Pick out each line containing the string "JSON".

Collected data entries
** Begin **

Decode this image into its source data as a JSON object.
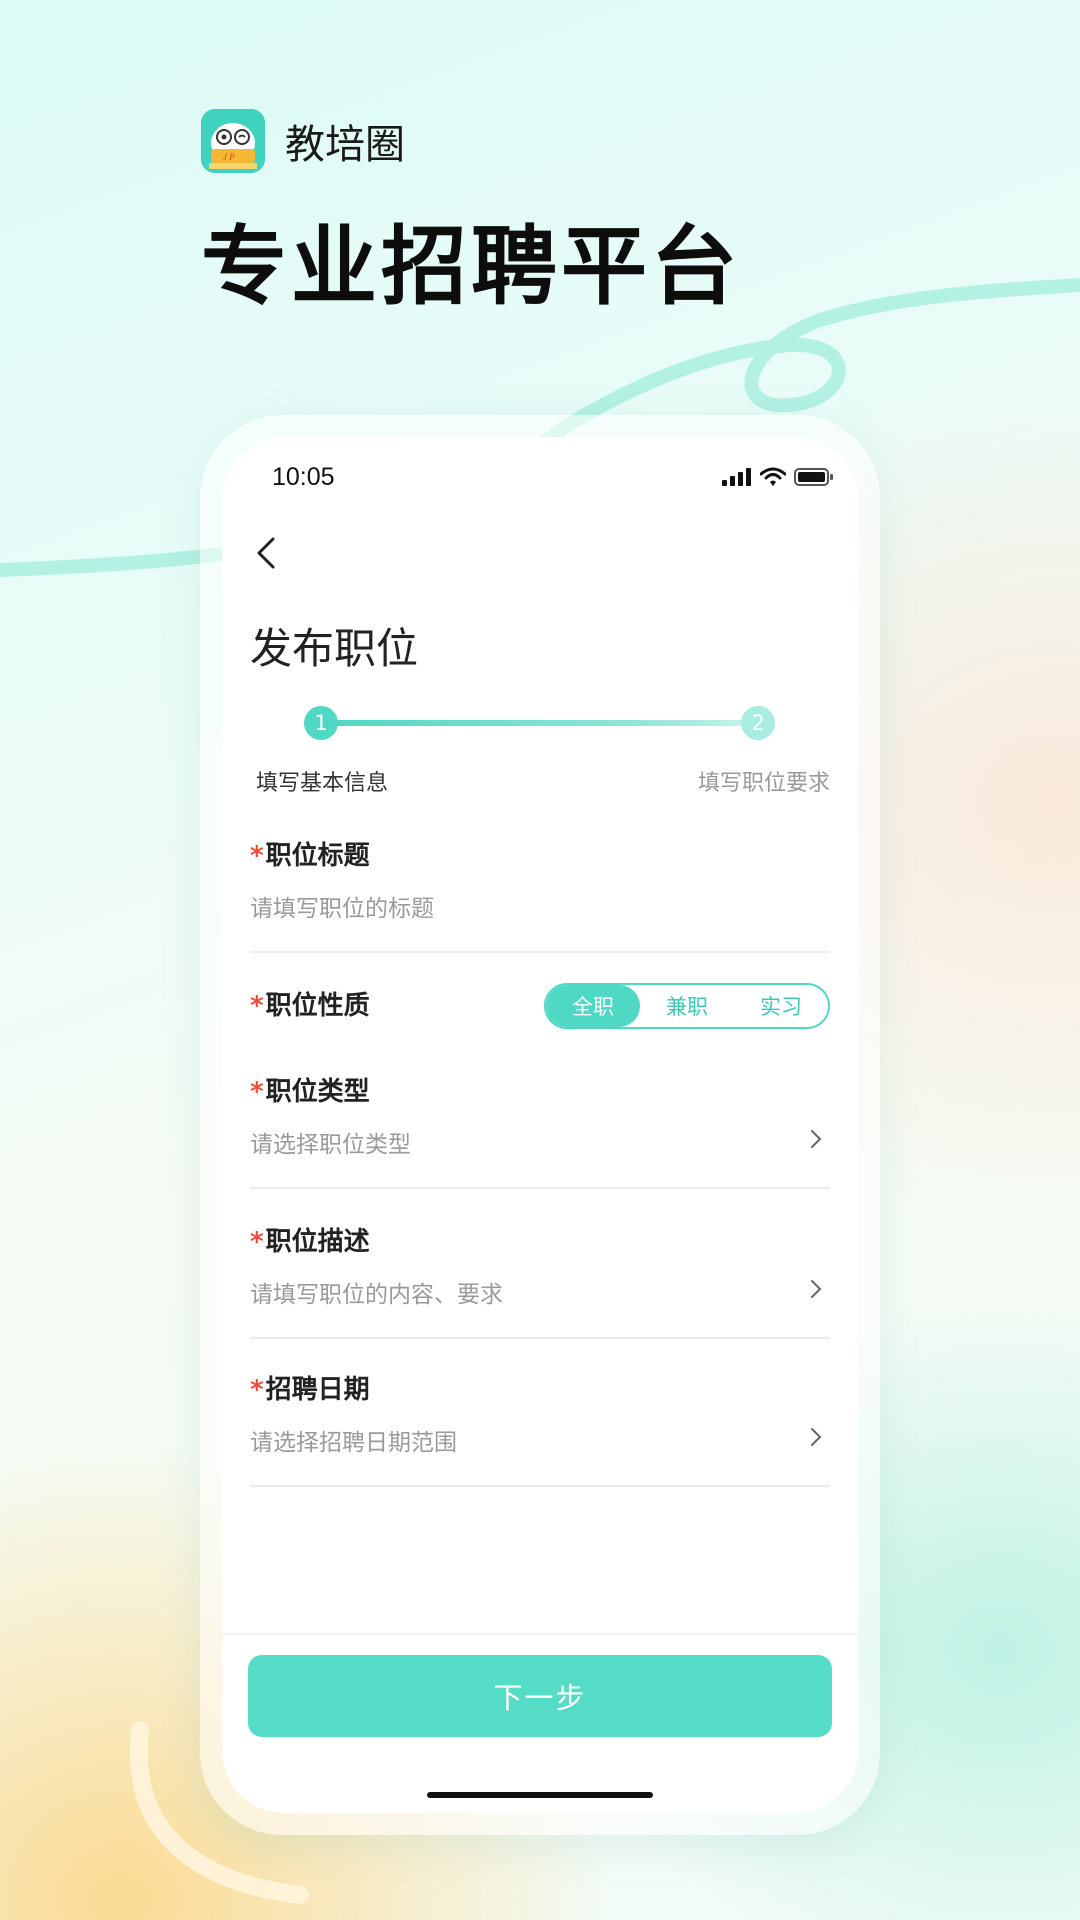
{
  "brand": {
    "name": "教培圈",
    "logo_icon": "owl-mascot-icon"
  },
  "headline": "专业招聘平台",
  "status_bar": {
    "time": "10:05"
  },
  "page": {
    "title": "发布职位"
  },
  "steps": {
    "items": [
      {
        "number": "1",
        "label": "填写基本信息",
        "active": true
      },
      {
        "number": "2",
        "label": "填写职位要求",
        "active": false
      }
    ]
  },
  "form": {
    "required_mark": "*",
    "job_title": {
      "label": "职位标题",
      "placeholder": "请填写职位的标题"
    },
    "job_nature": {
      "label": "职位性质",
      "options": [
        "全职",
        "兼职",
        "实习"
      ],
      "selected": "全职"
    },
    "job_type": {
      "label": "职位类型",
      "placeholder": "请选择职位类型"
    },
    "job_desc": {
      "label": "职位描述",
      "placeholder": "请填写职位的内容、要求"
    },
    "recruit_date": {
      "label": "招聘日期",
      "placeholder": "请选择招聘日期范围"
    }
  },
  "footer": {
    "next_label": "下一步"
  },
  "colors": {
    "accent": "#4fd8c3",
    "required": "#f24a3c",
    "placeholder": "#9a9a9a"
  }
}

** End **
** Begin **

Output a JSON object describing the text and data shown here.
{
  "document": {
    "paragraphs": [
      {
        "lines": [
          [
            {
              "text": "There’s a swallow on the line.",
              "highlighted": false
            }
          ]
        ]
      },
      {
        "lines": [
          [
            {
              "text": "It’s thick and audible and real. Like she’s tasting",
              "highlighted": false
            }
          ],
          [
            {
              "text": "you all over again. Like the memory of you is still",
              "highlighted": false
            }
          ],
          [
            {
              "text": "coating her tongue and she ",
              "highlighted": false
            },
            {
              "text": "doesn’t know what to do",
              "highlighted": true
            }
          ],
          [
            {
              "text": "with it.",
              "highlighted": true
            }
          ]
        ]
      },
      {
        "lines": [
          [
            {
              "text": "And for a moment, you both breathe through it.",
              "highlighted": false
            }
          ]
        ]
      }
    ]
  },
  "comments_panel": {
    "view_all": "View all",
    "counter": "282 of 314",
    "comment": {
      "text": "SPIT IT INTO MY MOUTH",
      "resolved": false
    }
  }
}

** End **

Task result:
Decode this image into its source data as a JSON object.
Output a JSON object describing the text and data shown here.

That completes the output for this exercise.